### Given instruction
Transcribe all the entries word for word, but omit the images.

### The records
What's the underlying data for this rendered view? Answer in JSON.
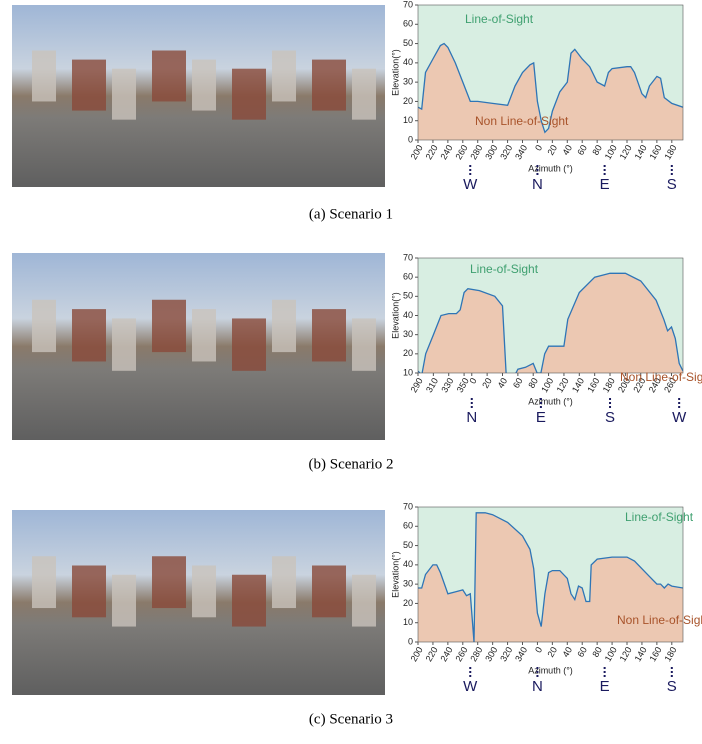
{
  "chart_data": [
    {
      "type": "area",
      "caption": "(a) Scenario 1",
      "ylabel": "Elevation(°)",
      "xlabel": "Azimuth (°)",
      "los_label": "Line-of-Sight",
      "nlos_label": "Non Line-of-Sight",
      "los_color": "#d8eee2",
      "nlos_color": "#ecc8b2",
      "line_color": "#2e75b6",
      "xlim": [
        200,
        195
      ],
      "ylim": [
        0,
        70
      ],
      "yticks": [
        0,
        10,
        20,
        30,
        40,
        50,
        60,
        70
      ],
      "xticks": [
        200,
        220,
        240,
        260,
        280,
        300,
        320,
        340,
        0,
        20,
        40,
        60,
        80,
        100,
        120,
        140,
        160,
        180
      ],
      "compass": [
        {
          "label": "W",
          "value": 270
        },
        {
          "label": "N",
          "value": 0
        },
        {
          "label": "E",
          "value": 90
        },
        {
          "label": "S",
          "value": 180
        }
      ],
      "x": [
        200,
        205,
        210,
        220,
        230,
        235,
        240,
        250,
        260,
        270,
        280,
        300,
        320,
        330,
        340,
        350,
        355,
        0,
        5,
        10,
        15,
        20,
        30,
        40,
        45,
        50,
        60,
        70,
        80,
        90,
        95,
        100,
        120,
        125,
        130,
        140,
        145,
        150,
        160,
        165,
        170,
        180,
        195
      ],
      "values": [
        17,
        16,
        35,
        42,
        49,
        50,
        48,
        40,
        30,
        20,
        20,
        19,
        18,
        28,
        35,
        39,
        40,
        20,
        10,
        4,
        6,
        15,
        25,
        30,
        45,
        47,
        42,
        38,
        30,
        28,
        35,
        37,
        38,
        38,
        35,
        24,
        22,
        28,
        33,
        32,
        22,
        19,
        17
      ]
    },
    {
      "type": "area",
      "caption": "(b) Scenario 2",
      "ylabel": "Elevation(°)",
      "xlabel": "Azimuth (°)",
      "los_label": "Line-of-Sight",
      "nlos_label": "Non Line-of-Sight",
      "los_color": "#d8eee2",
      "nlos_color": "#ecc8b2",
      "line_color": "#2e75b6",
      "xlim": [
        290,
        275
      ],
      "ylim": [
        10,
        70
      ],
      "yticks": [
        10,
        20,
        30,
        40,
        50,
        60,
        70
      ],
      "xticks": [
        290,
        310,
        330,
        350,
        0,
        20,
        40,
        60,
        80,
        100,
        120,
        140,
        160,
        180,
        200,
        220,
        240,
        260
      ],
      "compass": [
        {
          "label": "N",
          "value": 0
        },
        {
          "label": "E",
          "value": 90
        },
        {
          "label": "S",
          "value": 180
        },
        {
          "label": "W",
          "value": 270
        }
      ],
      "x": [
        290,
        295,
        300,
        310,
        320,
        330,
        340,
        345,
        350,
        355,
        10,
        30,
        40,
        45,
        50,
        55,
        60,
        70,
        80,
        85,
        90,
        95,
        100,
        120,
        125,
        140,
        160,
        180,
        200,
        220,
        240,
        250,
        255,
        260,
        265,
        270,
        275
      ],
      "values": [
        11,
        9,
        20,
        30,
        40,
        41,
        41,
        43,
        52,
        54,
        53,
        50,
        45,
        8,
        6,
        8,
        12,
        13,
        15,
        10,
        10,
        20,
        24,
        24,
        38,
        52,
        60,
        62,
        62,
        58,
        48,
        38,
        32,
        34,
        28,
        15,
        11
      ]
    },
    {
      "type": "area",
      "caption": "(c) Scenario 3",
      "ylabel": "Elevation(°)",
      "xlabel": "Azimuth (°)",
      "los_label": "Line-of-Sight",
      "nlos_label": "Non Line-of-Sight",
      "los_color": "#d8eee2",
      "nlos_color": "#ecc8b2",
      "line_color": "#2e75b6",
      "xlim": [
        200,
        195
      ],
      "ylim": [
        0,
        70
      ],
      "yticks": [
        0,
        10,
        20,
        30,
        40,
        50,
        60,
        70
      ],
      "xticks": [
        200,
        220,
        240,
        260,
        280,
        300,
        320,
        340,
        0,
        20,
        40,
        60,
        80,
        100,
        120,
        140,
        160,
        180
      ],
      "compass": [
        {
          "label": "W",
          "value": 270
        },
        {
          "label": "N",
          "value": 0
        },
        {
          "label": "E",
          "value": 90
        },
        {
          "label": "S",
          "value": 180
        }
      ],
      "x": [
        200,
        205,
        210,
        220,
        225,
        230,
        240,
        250,
        260,
        265,
        270,
        275,
        278,
        290,
        300,
        320,
        340,
        350,
        355,
        0,
        5,
        10,
        15,
        20,
        30,
        40,
        45,
        50,
        55,
        60,
        65,
        70,
        72,
        80,
        100,
        120,
        130,
        140,
        150,
        160,
        165,
        170,
        175,
        180,
        195
      ],
      "values": [
        28,
        28,
        35,
        40,
        40,
        36,
        25,
        26,
        27,
        24,
        25,
        0,
        67,
        67,
        66,
        62,
        55,
        48,
        38,
        15,
        8,
        25,
        36,
        37,
        37,
        33,
        25,
        22,
        29,
        28,
        21,
        21,
        40,
        43,
        44,
        44,
        42,
        38,
        34,
        30,
        30,
        28,
        30,
        29,
        28
      ]
    }
  ]
}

### Solution to this exercise
What's the underlying data for this rendered view? Answer in JSON.
{
  "chart_data": [
    {
      "type": "area",
      "caption": "(a) Scenario 1",
      "ylabel": "Elevation(°)",
      "xlabel": "Azimuth (°)",
      "los_label": "Line-of-Sight",
      "nlos_label": "Non Line-of-Sight",
      "los_color": "#d8eee2",
      "nlos_color": "#ecc8b2",
      "line_color": "#2e75b6",
      "xlim": [
        200,
        195
      ],
      "ylim": [
        0,
        70
      ],
      "yticks": [
        0,
        10,
        20,
        30,
        40,
        50,
        60,
        70
      ],
      "xticks": [
        200,
        220,
        240,
        260,
        280,
        300,
        320,
        340,
        0,
        20,
        40,
        60,
        80,
        100,
        120,
        140,
        160,
        180
      ],
      "compass": [
        {
          "label": "W",
          "value": 270
        },
        {
          "label": "N",
          "value": 0
        },
        {
          "label": "E",
          "value": 90
        },
        {
          "label": "S",
          "value": 180
        }
      ],
      "x": [
        200,
        205,
        210,
        220,
        230,
        235,
        240,
        250,
        260,
        270,
        280,
        300,
        320,
        330,
        340,
        350,
        355,
        0,
        5,
        10,
        15,
        20,
        30,
        40,
        45,
        50,
        60,
        70,
        80,
        90,
        95,
        100,
        120,
        125,
        130,
        140,
        145,
        150,
        160,
        165,
        170,
        180,
        195
      ],
      "values": [
        17,
        16,
        35,
        42,
        49,
        50,
        48,
        40,
        30,
        20,
        20,
        19,
        18,
        28,
        35,
        39,
        40,
        20,
        10,
        4,
        6,
        15,
        25,
        30,
        45,
        47,
        42,
        38,
        30,
        28,
        35,
        37,
        38,
        38,
        35,
        24,
        22,
        28,
        33,
        32,
        22,
        19,
        17
      ]
    },
    {
      "type": "area",
      "caption": "(b) Scenario 2",
      "ylabel": "Elevation(°)",
      "xlabel": "Azimuth (°)",
      "los_label": "Line-of-Sight",
      "nlos_label": "Non Line-of-Sight",
      "los_color": "#d8eee2",
      "nlos_color": "#ecc8b2",
      "line_color": "#2e75b6",
      "xlim": [
        290,
        275
      ],
      "ylim": [
        10,
        70
      ],
      "yticks": [
        10,
        20,
        30,
        40,
        50,
        60,
        70
      ],
      "xticks": [
        290,
        310,
        330,
        350,
        0,
        20,
        40,
        60,
        80,
        100,
        120,
        140,
        160,
        180,
        200,
        220,
        240,
        260
      ],
      "compass": [
        {
          "label": "N",
          "value": 0
        },
        {
          "label": "E",
          "value": 90
        },
        {
          "label": "S",
          "value": 180
        },
        {
          "label": "W",
          "value": 270
        }
      ],
      "x": [
        290,
        295,
        300,
        310,
        320,
        330,
        340,
        345,
        350,
        355,
        10,
        30,
        40,
        45,
        50,
        55,
        60,
        70,
        80,
        85,
        90,
        95,
        100,
        120,
        125,
        140,
        160,
        180,
        200,
        220,
        240,
        250,
        255,
        260,
        265,
        270,
        275
      ],
      "values": [
        11,
        9,
        20,
        30,
        40,
        41,
        41,
        43,
        52,
        54,
        53,
        50,
        45,
        8,
        6,
        8,
        12,
        13,
        15,
        10,
        10,
        20,
        24,
        24,
        38,
        52,
        60,
        62,
        62,
        58,
        48,
        38,
        32,
        34,
        28,
        15,
        11
      ]
    },
    {
      "type": "area",
      "caption": "(c) Scenario 3",
      "ylabel": "Elevation(°)",
      "xlabel": "Azimuth (°)",
      "los_label": "Line-of-Sight",
      "nlos_label": "Non Line-of-Sight",
      "los_color": "#d8eee2",
      "nlos_color": "#ecc8b2",
      "line_color": "#2e75b6",
      "xlim": [
        200,
        195
      ],
      "ylim": [
        0,
        70
      ],
      "yticks": [
        0,
        10,
        20,
        30,
        40,
        50,
        60,
        70
      ],
      "xticks": [
        200,
        220,
        240,
        260,
        280,
        300,
        320,
        340,
        0,
        20,
        40,
        60,
        80,
        100,
        120,
        140,
        160,
        180
      ],
      "compass": [
        {
          "label": "W",
          "value": 270
        },
        {
          "label": "N",
          "value": 0
        },
        {
          "label": "E",
          "value": 90
        },
        {
          "label": "S",
          "value": 180
        }
      ],
      "x": [
        200,
        205,
        210,
        220,
        225,
        230,
        240,
        250,
        260,
        265,
        270,
        275,
        278,
        290,
        300,
        320,
        340,
        350,
        355,
        0,
        5,
        10,
        15,
        20,
        30,
        40,
        45,
        50,
        55,
        60,
        65,
        70,
        72,
        80,
        100,
        120,
        130,
        140,
        150,
        160,
        165,
        170,
        175,
        180,
        195
      ],
      "values": [
        28,
        28,
        35,
        40,
        40,
        36,
        25,
        26,
        27,
        24,
        25,
        0,
        67,
        67,
        66,
        62,
        55,
        48,
        38,
        15,
        8,
        25,
        36,
        37,
        37,
        33,
        25,
        22,
        29,
        28,
        21,
        21,
        40,
        43,
        44,
        44,
        42,
        38,
        34,
        30,
        30,
        28,
        30,
        29,
        28
      ]
    }
  ]
}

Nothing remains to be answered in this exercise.